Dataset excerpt
--------
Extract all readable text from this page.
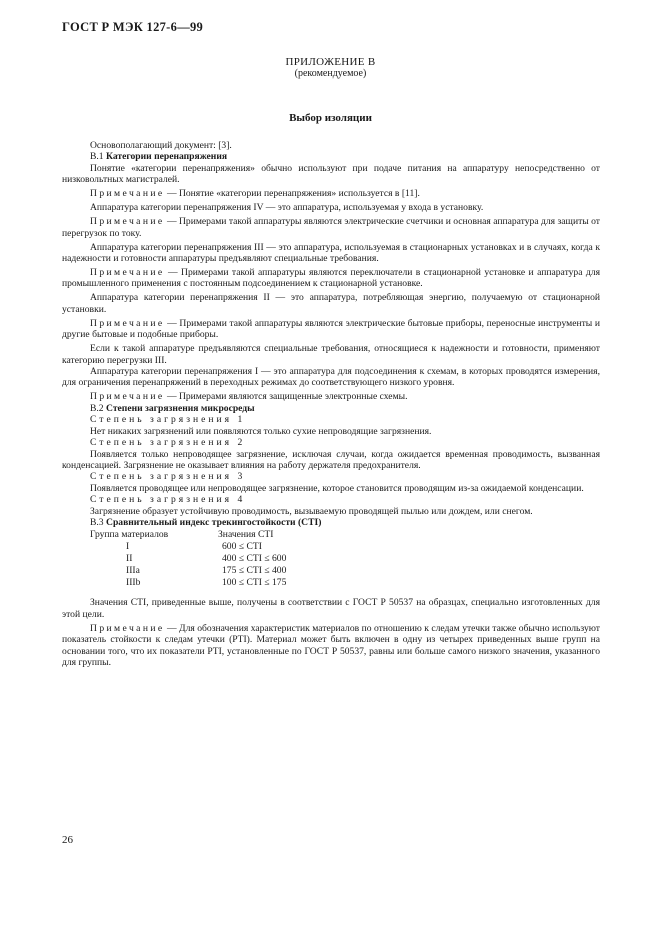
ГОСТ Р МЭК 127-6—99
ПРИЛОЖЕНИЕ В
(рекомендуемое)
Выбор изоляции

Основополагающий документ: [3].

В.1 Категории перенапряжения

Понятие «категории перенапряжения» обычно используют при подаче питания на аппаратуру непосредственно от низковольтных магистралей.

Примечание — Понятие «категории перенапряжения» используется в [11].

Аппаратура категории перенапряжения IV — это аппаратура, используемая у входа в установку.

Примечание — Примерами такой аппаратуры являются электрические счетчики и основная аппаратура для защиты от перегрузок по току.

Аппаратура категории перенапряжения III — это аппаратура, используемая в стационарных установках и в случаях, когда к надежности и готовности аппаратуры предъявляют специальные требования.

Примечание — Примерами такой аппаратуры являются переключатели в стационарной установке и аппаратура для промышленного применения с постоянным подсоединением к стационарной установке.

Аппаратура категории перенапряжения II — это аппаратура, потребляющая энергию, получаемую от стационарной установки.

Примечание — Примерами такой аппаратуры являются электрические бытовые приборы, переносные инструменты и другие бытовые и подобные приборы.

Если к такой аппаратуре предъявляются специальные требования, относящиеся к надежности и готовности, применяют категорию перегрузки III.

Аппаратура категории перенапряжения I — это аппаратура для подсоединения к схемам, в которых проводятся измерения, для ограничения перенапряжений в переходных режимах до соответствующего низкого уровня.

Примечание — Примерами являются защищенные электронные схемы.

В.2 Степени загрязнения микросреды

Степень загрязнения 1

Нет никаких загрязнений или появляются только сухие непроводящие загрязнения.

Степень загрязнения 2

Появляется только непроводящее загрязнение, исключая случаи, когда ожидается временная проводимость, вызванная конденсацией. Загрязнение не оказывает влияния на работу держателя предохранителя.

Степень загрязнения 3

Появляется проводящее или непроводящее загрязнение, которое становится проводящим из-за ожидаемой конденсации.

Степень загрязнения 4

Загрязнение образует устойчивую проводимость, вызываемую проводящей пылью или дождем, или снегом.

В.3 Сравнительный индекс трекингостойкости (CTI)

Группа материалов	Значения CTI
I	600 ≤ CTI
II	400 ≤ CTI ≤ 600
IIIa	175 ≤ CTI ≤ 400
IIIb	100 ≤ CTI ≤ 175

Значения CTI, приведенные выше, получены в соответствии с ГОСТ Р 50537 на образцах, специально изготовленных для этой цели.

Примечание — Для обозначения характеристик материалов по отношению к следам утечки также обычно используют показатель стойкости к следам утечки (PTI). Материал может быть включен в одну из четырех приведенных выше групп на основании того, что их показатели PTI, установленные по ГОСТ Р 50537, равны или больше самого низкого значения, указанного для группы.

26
--------
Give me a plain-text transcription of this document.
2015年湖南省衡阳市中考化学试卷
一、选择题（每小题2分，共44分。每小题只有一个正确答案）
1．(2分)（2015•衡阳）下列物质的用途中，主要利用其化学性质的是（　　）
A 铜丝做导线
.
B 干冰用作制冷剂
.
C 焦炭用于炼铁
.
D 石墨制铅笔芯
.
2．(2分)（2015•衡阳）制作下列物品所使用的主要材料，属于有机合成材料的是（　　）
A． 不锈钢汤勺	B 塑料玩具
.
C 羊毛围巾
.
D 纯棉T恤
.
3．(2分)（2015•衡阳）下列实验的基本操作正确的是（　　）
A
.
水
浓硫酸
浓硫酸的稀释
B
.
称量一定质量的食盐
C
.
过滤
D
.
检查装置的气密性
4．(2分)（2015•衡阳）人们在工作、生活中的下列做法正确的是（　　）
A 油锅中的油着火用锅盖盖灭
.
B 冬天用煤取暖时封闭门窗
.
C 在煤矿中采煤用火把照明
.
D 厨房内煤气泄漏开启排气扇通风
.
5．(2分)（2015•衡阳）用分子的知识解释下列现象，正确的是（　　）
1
--------
What this task involves: Look over the listing. Pull out every line with the string "text" in it.

Result:
Extract all readable text from this page.
Give me a plain-text transcription of this document.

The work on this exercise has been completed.